Short task. Return every line of the records below verbatim, with no pictures in the copy.

(Lines of data)
▶

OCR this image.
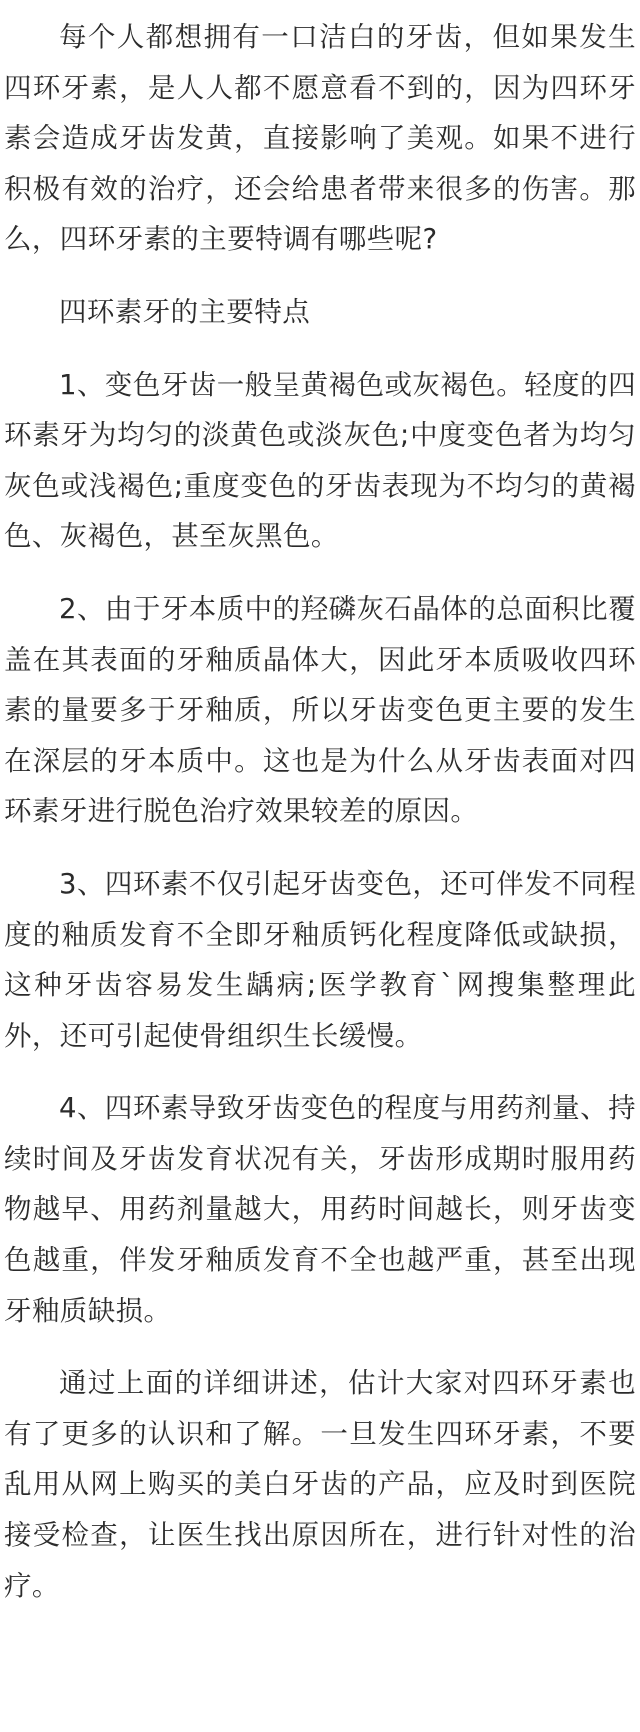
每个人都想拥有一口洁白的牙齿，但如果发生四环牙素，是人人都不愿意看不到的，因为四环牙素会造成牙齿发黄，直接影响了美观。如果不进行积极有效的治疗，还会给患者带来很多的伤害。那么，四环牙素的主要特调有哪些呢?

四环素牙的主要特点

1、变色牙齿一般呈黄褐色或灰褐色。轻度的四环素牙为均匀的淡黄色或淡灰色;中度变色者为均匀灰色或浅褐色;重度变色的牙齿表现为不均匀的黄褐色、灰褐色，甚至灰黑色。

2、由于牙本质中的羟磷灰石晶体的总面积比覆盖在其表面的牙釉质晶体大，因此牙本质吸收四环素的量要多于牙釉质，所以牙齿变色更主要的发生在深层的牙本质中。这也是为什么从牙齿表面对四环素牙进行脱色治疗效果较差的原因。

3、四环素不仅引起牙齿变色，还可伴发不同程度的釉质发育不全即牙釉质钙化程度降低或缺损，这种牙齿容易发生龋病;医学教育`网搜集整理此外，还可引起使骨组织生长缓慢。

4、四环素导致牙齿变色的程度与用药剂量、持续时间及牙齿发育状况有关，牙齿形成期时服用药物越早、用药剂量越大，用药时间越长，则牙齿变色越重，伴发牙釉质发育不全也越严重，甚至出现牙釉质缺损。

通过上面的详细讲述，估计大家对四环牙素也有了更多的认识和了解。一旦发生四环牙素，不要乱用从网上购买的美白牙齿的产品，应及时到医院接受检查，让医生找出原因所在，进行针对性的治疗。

◀

Final result.
OCR this image.
每个人都想拥有一口洁白的牙齿，但如果发生四环牙素，是人人都不愿意看不到的，因为四环牙素会造成牙齿发黄，直接影响了美观。如果不进行积极有效的治疗，还会给患者带来很多的伤害。那么，四环牙素的主要特调有哪些呢?

四环素牙的主要特点

1、变色牙齿一般呈黄褐色或灰褐色。轻度的四环素牙为均匀的淡黄色或淡灰色;中度变色者为均匀灰色或浅褐色;重度变色的牙齿表现为不均匀的黄褐色、灰褐色，甚至灰黑色。

2、由于牙本质中的羟磷灰石晶体的总面积比覆盖在其表面的牙釉质晶体大，因此牙本质吸收四环素的量要多于牙釉质，所以牙齿变色更主要的发生在深层的牙本质中。这也是为什么从牙齿表面对四环素牙进行脱色治疗效果较差的原因。

3、四环素不仅引起牙齿变色，还可伴发不同程度的釉质发育不全即牙釉质钙化程度降低或缺损，这种牙齿容易发生龋病;医学教育`网搜集整理此外，还可引起使骨组织生长缓慢。

4、四环素导致牙齿变色的程度与用药剂量、持续时间及牙齿发育状况有关，牙齿形成期时服用药物越早、用药剂量越大，用药时间越长，则牙齿变色越重，伴发牙釉质发育不全也越严重，甚至出现牙釉质缺损。

通过上面的详细讲述，估计大家对四环牙素也有了更多的认识和了解。一旦发生四环牙素，不要乱用从网上购买的美白牙齿的产品，应及时到医院接受检查，让医生找出原因所在，进行针对性的治疗。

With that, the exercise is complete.